**Description of the task**
Tally the lines that contain "NELLE" and report the total alone.

Saved entries
+===+

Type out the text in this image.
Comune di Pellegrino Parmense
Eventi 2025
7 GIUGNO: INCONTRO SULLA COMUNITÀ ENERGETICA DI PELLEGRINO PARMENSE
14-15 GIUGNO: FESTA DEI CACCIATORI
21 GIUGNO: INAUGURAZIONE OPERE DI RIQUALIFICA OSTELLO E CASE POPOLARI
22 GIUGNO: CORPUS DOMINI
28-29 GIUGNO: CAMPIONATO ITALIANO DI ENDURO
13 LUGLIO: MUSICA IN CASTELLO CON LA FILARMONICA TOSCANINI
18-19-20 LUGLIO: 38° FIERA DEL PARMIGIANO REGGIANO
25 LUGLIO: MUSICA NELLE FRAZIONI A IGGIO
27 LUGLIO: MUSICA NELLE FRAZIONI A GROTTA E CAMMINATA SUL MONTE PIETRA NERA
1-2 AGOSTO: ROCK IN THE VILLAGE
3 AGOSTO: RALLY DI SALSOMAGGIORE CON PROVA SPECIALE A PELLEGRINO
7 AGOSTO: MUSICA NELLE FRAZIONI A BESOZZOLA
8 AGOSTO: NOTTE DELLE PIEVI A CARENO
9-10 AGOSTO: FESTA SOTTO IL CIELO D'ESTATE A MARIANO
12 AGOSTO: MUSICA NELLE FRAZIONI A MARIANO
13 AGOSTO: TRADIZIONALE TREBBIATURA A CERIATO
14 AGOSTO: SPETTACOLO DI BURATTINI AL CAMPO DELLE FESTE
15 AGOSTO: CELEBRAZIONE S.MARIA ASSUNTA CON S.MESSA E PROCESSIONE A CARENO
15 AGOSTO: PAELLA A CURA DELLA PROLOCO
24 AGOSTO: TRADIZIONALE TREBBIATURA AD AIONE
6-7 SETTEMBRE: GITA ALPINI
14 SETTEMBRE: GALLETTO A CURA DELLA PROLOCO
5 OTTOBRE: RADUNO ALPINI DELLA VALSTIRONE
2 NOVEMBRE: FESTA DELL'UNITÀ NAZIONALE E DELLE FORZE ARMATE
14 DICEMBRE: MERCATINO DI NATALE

+===+

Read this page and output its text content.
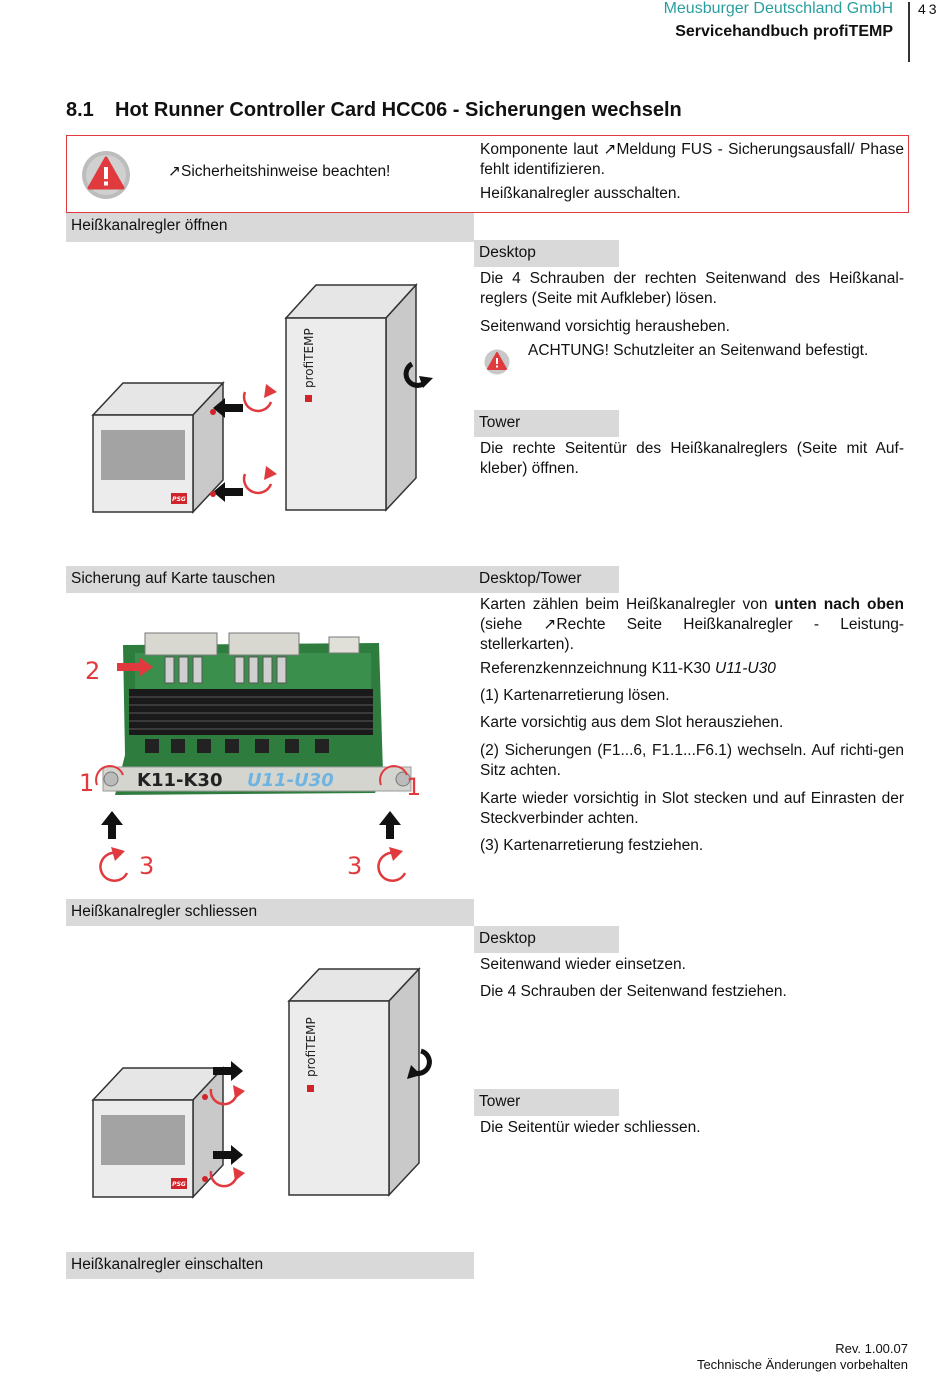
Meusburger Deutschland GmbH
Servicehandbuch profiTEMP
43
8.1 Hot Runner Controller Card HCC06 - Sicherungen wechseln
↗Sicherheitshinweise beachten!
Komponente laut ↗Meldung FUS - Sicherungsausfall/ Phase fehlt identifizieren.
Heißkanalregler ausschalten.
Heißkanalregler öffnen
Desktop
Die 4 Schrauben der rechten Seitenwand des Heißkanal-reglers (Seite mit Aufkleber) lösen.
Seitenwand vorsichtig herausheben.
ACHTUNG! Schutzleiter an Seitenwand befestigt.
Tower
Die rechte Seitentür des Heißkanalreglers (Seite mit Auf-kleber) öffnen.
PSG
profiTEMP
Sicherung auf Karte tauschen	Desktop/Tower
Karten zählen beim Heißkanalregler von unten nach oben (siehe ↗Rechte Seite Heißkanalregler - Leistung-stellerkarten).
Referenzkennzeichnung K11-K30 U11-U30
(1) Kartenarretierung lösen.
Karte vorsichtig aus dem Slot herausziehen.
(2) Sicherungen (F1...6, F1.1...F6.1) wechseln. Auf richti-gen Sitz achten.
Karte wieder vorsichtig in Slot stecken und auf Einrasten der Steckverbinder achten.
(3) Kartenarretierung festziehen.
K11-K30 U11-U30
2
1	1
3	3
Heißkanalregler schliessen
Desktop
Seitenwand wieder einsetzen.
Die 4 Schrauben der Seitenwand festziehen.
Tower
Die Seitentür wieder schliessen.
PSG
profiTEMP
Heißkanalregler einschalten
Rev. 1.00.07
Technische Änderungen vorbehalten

+===+

**Solution**
4